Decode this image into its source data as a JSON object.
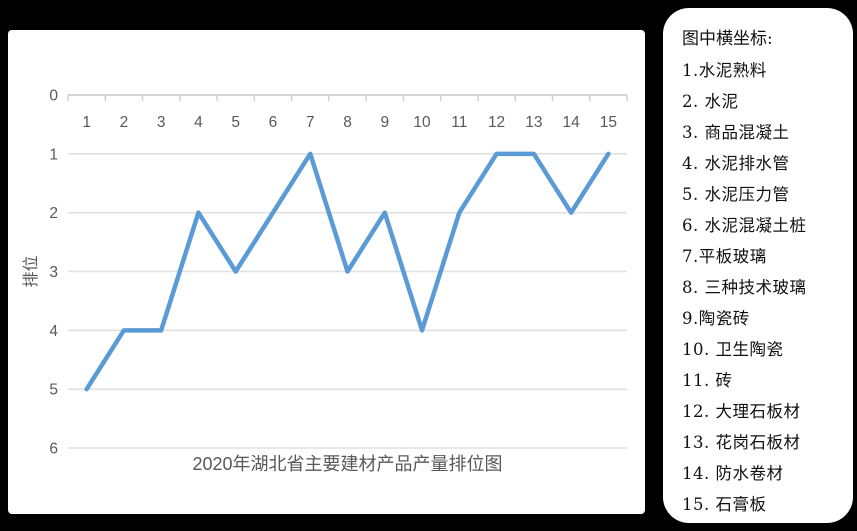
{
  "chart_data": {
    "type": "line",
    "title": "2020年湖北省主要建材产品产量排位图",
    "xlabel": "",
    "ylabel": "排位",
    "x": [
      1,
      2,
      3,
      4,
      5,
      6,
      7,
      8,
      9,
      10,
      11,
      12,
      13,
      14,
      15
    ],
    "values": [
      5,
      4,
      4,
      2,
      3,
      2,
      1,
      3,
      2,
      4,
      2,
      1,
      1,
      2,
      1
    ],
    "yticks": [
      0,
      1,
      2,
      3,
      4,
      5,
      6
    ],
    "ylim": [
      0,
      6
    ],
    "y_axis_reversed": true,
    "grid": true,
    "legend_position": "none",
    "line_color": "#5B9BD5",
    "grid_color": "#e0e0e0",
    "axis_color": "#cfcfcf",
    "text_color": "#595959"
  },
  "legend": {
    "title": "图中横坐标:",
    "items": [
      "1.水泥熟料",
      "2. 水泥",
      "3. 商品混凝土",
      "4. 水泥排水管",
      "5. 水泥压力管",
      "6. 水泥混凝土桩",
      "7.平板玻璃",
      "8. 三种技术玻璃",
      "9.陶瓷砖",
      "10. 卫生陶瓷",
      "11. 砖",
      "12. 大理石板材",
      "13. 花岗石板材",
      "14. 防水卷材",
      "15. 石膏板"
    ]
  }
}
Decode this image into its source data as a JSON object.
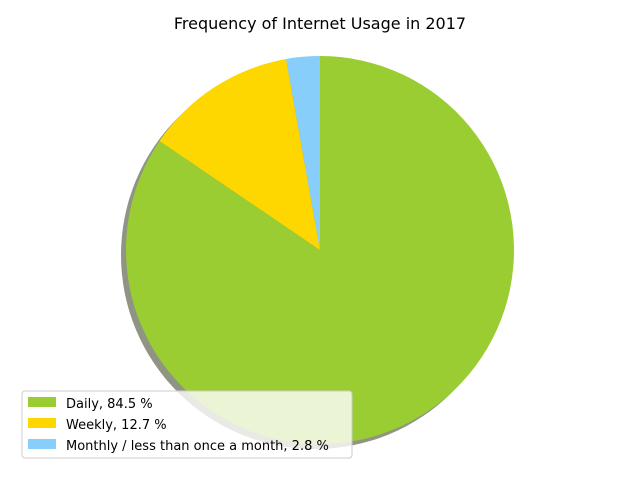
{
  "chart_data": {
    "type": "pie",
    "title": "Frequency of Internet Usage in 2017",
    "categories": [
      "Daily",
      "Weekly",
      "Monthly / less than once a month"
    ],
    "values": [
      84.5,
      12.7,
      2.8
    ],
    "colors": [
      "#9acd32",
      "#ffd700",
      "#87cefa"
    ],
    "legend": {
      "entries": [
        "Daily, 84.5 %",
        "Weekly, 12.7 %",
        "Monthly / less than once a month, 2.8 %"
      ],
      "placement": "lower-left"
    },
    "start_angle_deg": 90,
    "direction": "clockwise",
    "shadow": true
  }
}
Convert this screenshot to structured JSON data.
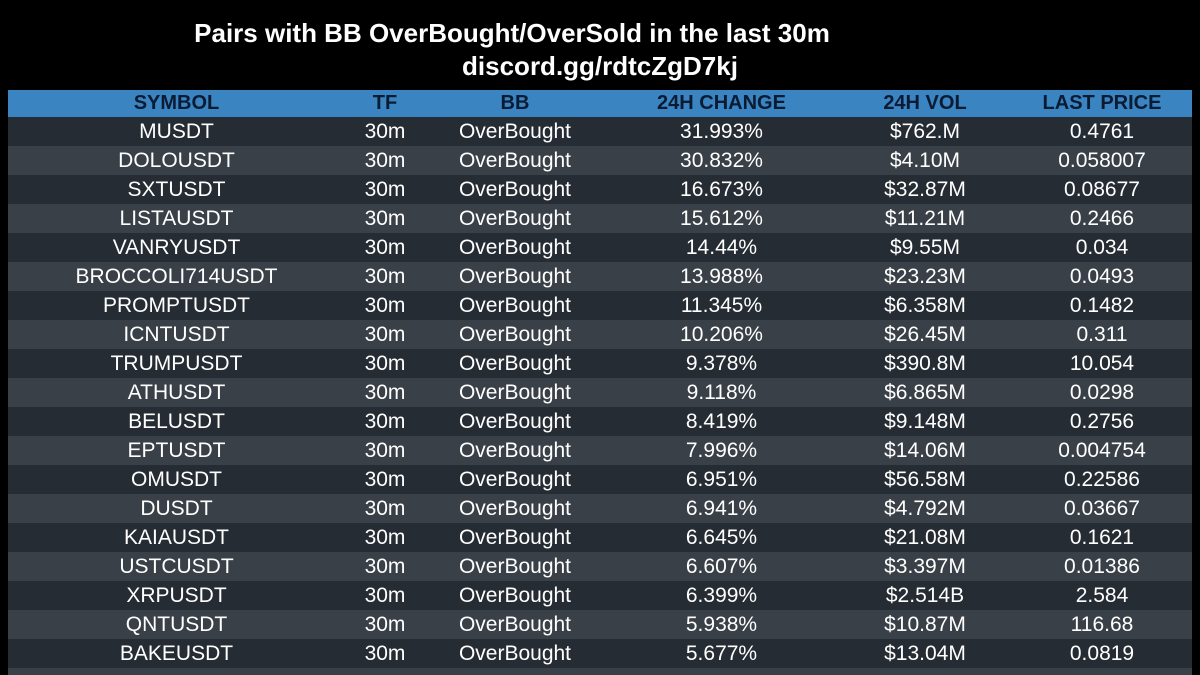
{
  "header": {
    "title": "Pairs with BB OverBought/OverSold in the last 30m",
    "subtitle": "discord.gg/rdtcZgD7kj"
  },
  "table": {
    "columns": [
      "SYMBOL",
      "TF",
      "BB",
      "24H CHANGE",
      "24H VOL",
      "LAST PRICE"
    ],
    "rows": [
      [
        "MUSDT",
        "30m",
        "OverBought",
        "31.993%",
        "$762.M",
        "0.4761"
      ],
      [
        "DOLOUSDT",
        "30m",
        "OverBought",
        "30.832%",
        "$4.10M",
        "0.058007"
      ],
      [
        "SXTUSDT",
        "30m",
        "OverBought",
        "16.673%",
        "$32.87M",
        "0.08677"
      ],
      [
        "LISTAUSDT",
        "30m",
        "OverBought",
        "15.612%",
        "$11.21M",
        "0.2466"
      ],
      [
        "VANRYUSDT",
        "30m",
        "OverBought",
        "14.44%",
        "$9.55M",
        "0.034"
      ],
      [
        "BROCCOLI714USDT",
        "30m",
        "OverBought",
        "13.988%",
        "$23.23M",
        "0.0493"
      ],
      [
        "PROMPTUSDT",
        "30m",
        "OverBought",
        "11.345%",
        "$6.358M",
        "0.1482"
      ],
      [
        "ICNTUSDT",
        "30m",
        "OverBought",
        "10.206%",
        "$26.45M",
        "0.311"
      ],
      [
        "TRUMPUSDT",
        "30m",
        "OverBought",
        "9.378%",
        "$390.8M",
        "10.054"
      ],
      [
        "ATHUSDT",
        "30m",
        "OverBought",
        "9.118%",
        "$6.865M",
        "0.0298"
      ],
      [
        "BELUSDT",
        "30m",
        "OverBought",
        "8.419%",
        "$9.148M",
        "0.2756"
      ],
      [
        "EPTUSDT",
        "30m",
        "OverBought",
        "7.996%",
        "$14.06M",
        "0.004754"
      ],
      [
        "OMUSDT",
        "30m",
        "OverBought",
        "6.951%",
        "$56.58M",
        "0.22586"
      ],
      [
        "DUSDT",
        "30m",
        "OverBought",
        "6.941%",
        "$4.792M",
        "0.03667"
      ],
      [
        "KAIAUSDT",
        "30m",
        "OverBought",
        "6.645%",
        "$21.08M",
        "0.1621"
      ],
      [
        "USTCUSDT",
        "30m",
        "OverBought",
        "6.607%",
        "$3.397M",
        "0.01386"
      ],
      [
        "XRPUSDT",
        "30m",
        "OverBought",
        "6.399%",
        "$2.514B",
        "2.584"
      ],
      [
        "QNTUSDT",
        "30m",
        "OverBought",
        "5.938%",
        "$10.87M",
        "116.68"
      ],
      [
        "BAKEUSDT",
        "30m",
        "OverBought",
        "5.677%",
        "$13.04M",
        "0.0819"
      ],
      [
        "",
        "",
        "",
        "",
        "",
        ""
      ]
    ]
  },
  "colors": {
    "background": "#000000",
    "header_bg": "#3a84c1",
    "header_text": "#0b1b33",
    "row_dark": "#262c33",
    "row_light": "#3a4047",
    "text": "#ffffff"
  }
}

Request.
Using the records above, retype everything exactly except the pictures.

Answer in full.
Decode this image into its source data as a JSON object.
{
  "chart_data": {
    "type": "line",
    "title": "2020年湖北省主要建材产品产量排位图",
    "xlabel": "",
    "ylabel": "排位",
    "x": [
      1,
      2,
      3,
      4,
      5,
      6,
      7,
      8,
      9,
      10,
      11,
      12,
      13,
      14,
      15
    ],
    "values": [
      5,
      4,
      4,
      2,
      3,
      2,
      1,
      3,
      2,
      4,
      2,
      1,
      1,
      2,
      1
    ],
    "yticks": [
      0,
      1,
      2,
      3,
      4,
      5,
      6
    ],
    "ylim": [
      0,
      6
    ],
    "y_axis_reversed": true,
    "grid": true,
    "legend_position": "none",
    "line_color": "#5B9BD5",
    "grid_color": "#e0e0e0",
    "axis_color": "#cfcfcf",
    "text_color": "#595959"
  },
  "legend": {
    "title": "图中横坐标:",
    "items": [
      "1.水泥熟料",
      "2. 水泥",
      "3. 商品混凝土",
      "4. 水泥排水管",
      "5. 水泥压力管",
      "6. 水泥混凝土桩",
      "7.平板玻璃",
      "8. 三种技术玻璃",
      "9.陶瓷砖",
      "10. 卫生陶瓷",
      "11. 砖",
      "12. 大理石板材",
      "13. 花岗石板材",
      "14. 防水卷材",
      "15. 石膏板"
    ]
  }
}
Decode this image into its source data as a JSON object.
{
  "chart_data": {
    "type": "pie",
    "title": "Frequency of Internet Usage in 2017",
    "categories": [
      "Daily",
      "Weekly",
      "Monthly / less than once a month"
    ],
    "values": [
      84.5,
      12.7,
      2.8
    ],
    "colors": [
      "#9acd32",
      "#ffd700",
      "#87cefa"
    ],
    "legend": {
      "entries": [
        "Daily, 84.5 %",
        "Weekly, 12.7 %",
        "Monthly / less than once a month, 2.8 %"
      ],
      "placement": "lower-left"
    },
    "start_angle_deg": 90,
    "direction": "clockwise",
    "shadow": true
  }
}
Convert this screenshot to structured JSON data.
{
  "header": {
    "title": "Pairs with BB OverBought/OverSold in the last 30m",
    "subtitle": "discord.gg/rdtcZgD7kj"
  },
  "table": {
    "columns": [
      "SYMBOL",
      "TF",
      "BB",
      "24H CHANGE",
      "24H VOL",
      "LAST PRICE"
    ],
    "rows": [
      [
        "MUSDT",
        "30m",
        "OverBought",
        "31.993%",
        "$762.M",
        "0.4761"
      ],
      [
        "DOLOUSDT",
        "30m",
        "OverBought",
        "30.832%",
        "$4.10M",
        "0.058007"
      ],
      [
        "SXTUSDT",
        "30m",
        "OverBought",
        "16.673%",
        "$32.87M",
        "0.08677"
      ],
      [
        "LISTAUSDT",
        "30m",
        "OverBought",
        "15.612%",
        "$11.21M",
        "0.2466"
      ],
      [
        "VANRYUSDT",
        "30m",
        "OverBought",
        "14.44%",
        "$9.55M",
        "0.034"
      ],
      [
        "BROCCOLI714USDT",
        "30m",
        "OverBought",
        "13.988%",
        "$23.23M",
        "0.0493"
      ],
      [
        "PROMPTUSDT",
        "30m",
        "OverBought",
        "11.345%",
        "$6.358M",
        "0.1482"
      ],
      [
        "ICNTUSDT",
        "30m",
        "OverBought",
        "10.206%",
        "$26.45M",
        "0.311"
      ],
      [
        "TRUMPUSDT",
        "30m",
        "OverBought",
        "9.378%",
        "$390.8M",
        "10.054"
      ],
      [
        "ATHUSDT",
        "30m",
        "OverBought",
        "9.118%",
        "$6.865M",
        "0.0298"
      ],
      [
        "BELUSDT",
        "30m",
        "OverBought",
        "8.419%",
        "$9.148M",
        "0.2756"
      ],
      [
        "EPTUSDT",
        "30m",
        "OverBought",
        "7.996%",
        "$14.06M",
        "0.004754"
      ],
      [
        "OMUSDT",
        "30m",
        "OverBought",
        "6.951%",
        "$56.58M",
        "0.22586"
      ],
      [
        "DUSDT",
        "30m",
        "OverBought",
        "6.941%",
        "$4.792M",
        "0.03667"
      ],
      [
        "KAIAUSDT",
        "30m",
        "OverBought",
        "6.645%",
        "$21.08M",
        "0.1621"
      ],
      [
        "USTCUSDT",
        "30m",
        "OverBought",
        "6.607%",
        "$3.397M",
        "0.01386"
      ],
      [
        "XRPUSDT",
        "30m",
        "OverBought",
        "6.399%",
        "$2.514B",
        "2.584"
      ],
      [
        "QNTUSDT",
        "30m",
        "OverBought",
        "5.938%",
        "$10.87M",
        "116.68"
      ],
      [
        "BAKEUSDT",
        "30m",
        "OverBought",
        "5.677%",
        "$13.04M",
        "0.0819"
      ],
      [
        "",
        "",
        "",
        "",
        "",
        ""
      ]
    ]
  },
  "colors": {
    "background": "#000000",
    "header_bg": "#3a84c1",
    "header_text": "#0b1b33",
    "row_dark": "#262c33",
    "row_light": "#3a4047",
    "text": "#ffffff"
  }
}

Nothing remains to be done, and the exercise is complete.